Exercise requirements
From the entries below, gather every line containing the string "Constraints".

--- Start Dataset extract ---

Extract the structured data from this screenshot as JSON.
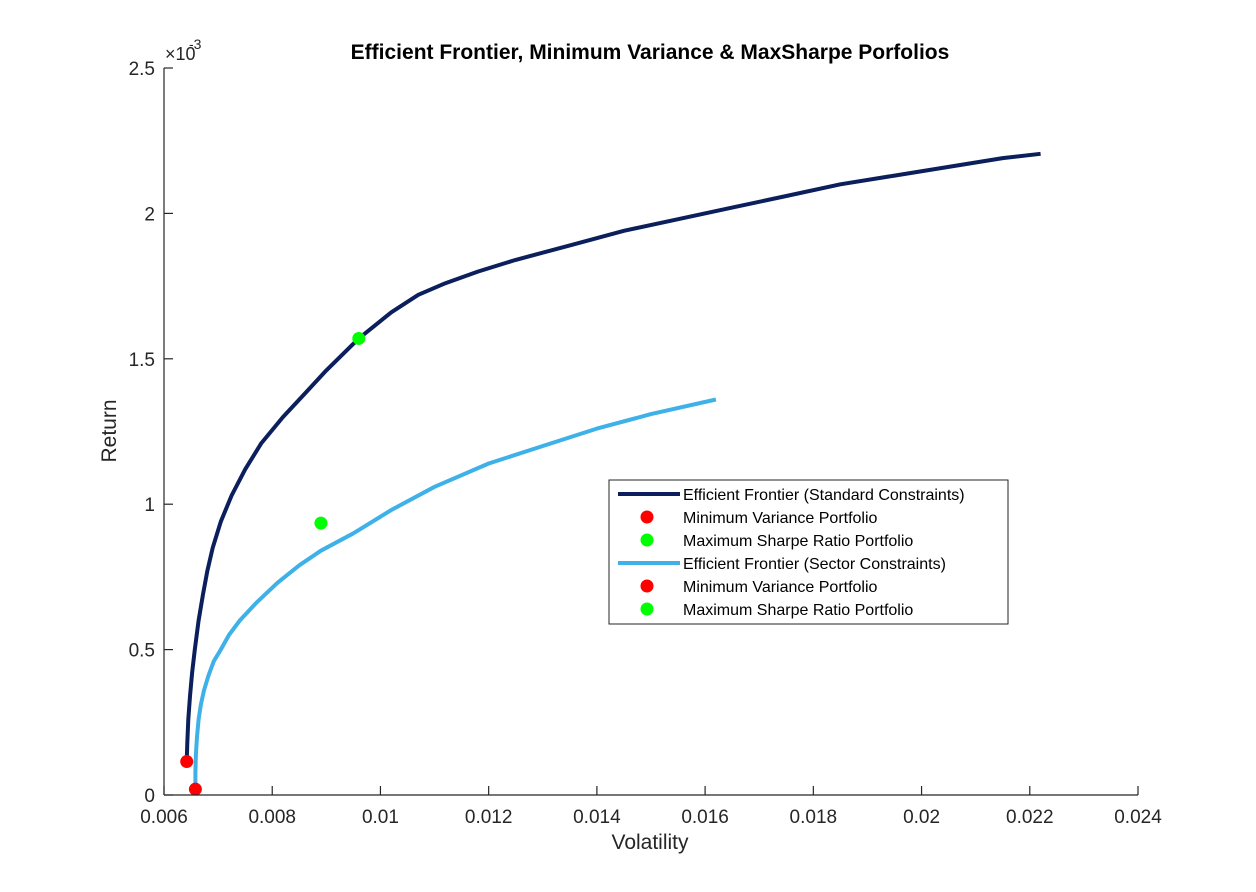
{
  "chart_data": {
    "type": "line",
    "title": "Efficient Frontier, Minimum Variance & MaxSharpe Porfolios",
    "xlabel": "Volatility",
    "ylabel": "Return",
    "y_exponent_base": "×10",
    "y_exponent_power": "-3",
    "xlim": [
      0.006,
      0.024
    ],
    "ylim": [
      0,
      0.0025
    ],
    "xticks": [
      0.006,
      0.008,
      0.01,
      0.012,
      0.014,
      0.016,
      0.018,
      0.02,
      0.022,
      0.024
    ],
    "xtick_labels": [
      "0.006",
      "0.008",
      "0.01",
      "0.012",
      "0.014",
      "0.016",
      "0.018",
      "0.02",
      "0.022",
      "0.024"
    ],
    "yticks": [
      0,
      0.0005,
      0.001,
      0.0015,
      0.002,
      0.0025
    ],
    "ytick_labels": [
      "0",
      "0.5",
      "1",
      "1.5",
      "2",
      "2.5"
    ],
    "grid": false,
    "legend_position": "center-right",
    "series": [
      {
        "name": "Efficient Frontier (Standard Constraints)",
        "kind": "line",
        "color": "#0a1f5c",
        "x": [
          0.00642,
          0.00643,
          0.00645,
          0.00648,
          0.00652,
          0.00657,
          0.00664,
          0.00672,
          0.0068,
          0.0069,
          0.00705,
          0.00725,
          0.0075,
          0.0078,
          0.0082,
          0.0086,
          0.009,
          0.0096,
          0.0102,
          0.0107,
          0.0112,
          0.0118,
          0.0125,
          0.0135,
          0.0145,
          0.0155,
          0.0165,
          0.0175,
          0.0185,
          0.0195,
          0.0205,
          0.0215,
          0.0222
        ],
        "y": [
          0.000115,
          0.00018,
          0.00026,
          0.00034,
          0.00042,
          0.0005,
          0.0006,
          0.00069,
          0.00077,
          0.00085,
          0.00094,
          0.00103,
          0.00112,
          0.00121,
          0.0013,
          0.00138,
          0.00146,
          0.00157,
          0.00166,
          0.00172,
          0.00176,
          0.0018,
          0.00184,
          0.00189,
          0.00194,
          0.00198,
          0.00202,
          0.00206,
          0.0021,
          0.00213,
          0.00216,
          0.00219,
          0.002205
        ]
      },
      {
        "name": "Minimum Variance Portfolio",
        "kind": "marker",
        "color": "#ff0000",
        "x": [
          0.00642
        ],
        "y": [
          0.000115
        ]
      },
      {
        "name": "Maximum Sharpe Ratio Portfolio",
        "kind": "marker",
        "color": "#00ff00",
        "x": [
          0.0096
        ],
        "y": [
          0.00157
        ]
      },
      {
        "name": "Efficient Frontier (Sector Constraints)",
        "kind": "line",
        "color": "#3db1e8",
        "x": [
          0.00658,
          0.00658,
          0.00659,
          0.00661,
          0.00664,
          0.00668,
          0.00674,
          0.00682,
          0.00692,
          0.00705,
          0.0072,
          0.0074,
          0.0077,
          0.0081,
          0.0085,
          0.0089,
          0.0095,
          0.0102,
          0.011,
          0.012,
          0.013,
          0.014,
          0.015,
          0.0162
        ],
        "y": [
          2e-05,
          8e-05,
          0.00014,
          0.0002,
          0.00026,
          0.00031,
          0.00036,
          0.00041,
          0.00046,
          0.0005,
          0.00055,
          0.0006,
          0.00066,
          0.00073,
          0.00079,
          0.00084,
          0.0009,
          0.00098,
          0.00106,
          0.00114,
          0.0012,
          0.00126,
          0.00131,
          0.00136
        ]
      },
      {
        "name": "Minimum Variance Portfolio",
        "kind": "marker",
        "color": "#ff0000",
        "x": [
          0.00658
        ],
        "y": [
          2e-05
        ]
      },
      {
        "name": "Maximum Sharpe Ratio Portfolio",
        "kind": "marker",
        "color": "#00ff00",
        "x": [
          0.0089
        ],
        "y": [
          0.000935
        ]
      }
    ]
  }
}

--- End Dataset extract ---

Written reply
        "name": "Efficient Frontier (Standard Constraints)",
        "name": "Efficient Frontier (Sector Constraints)",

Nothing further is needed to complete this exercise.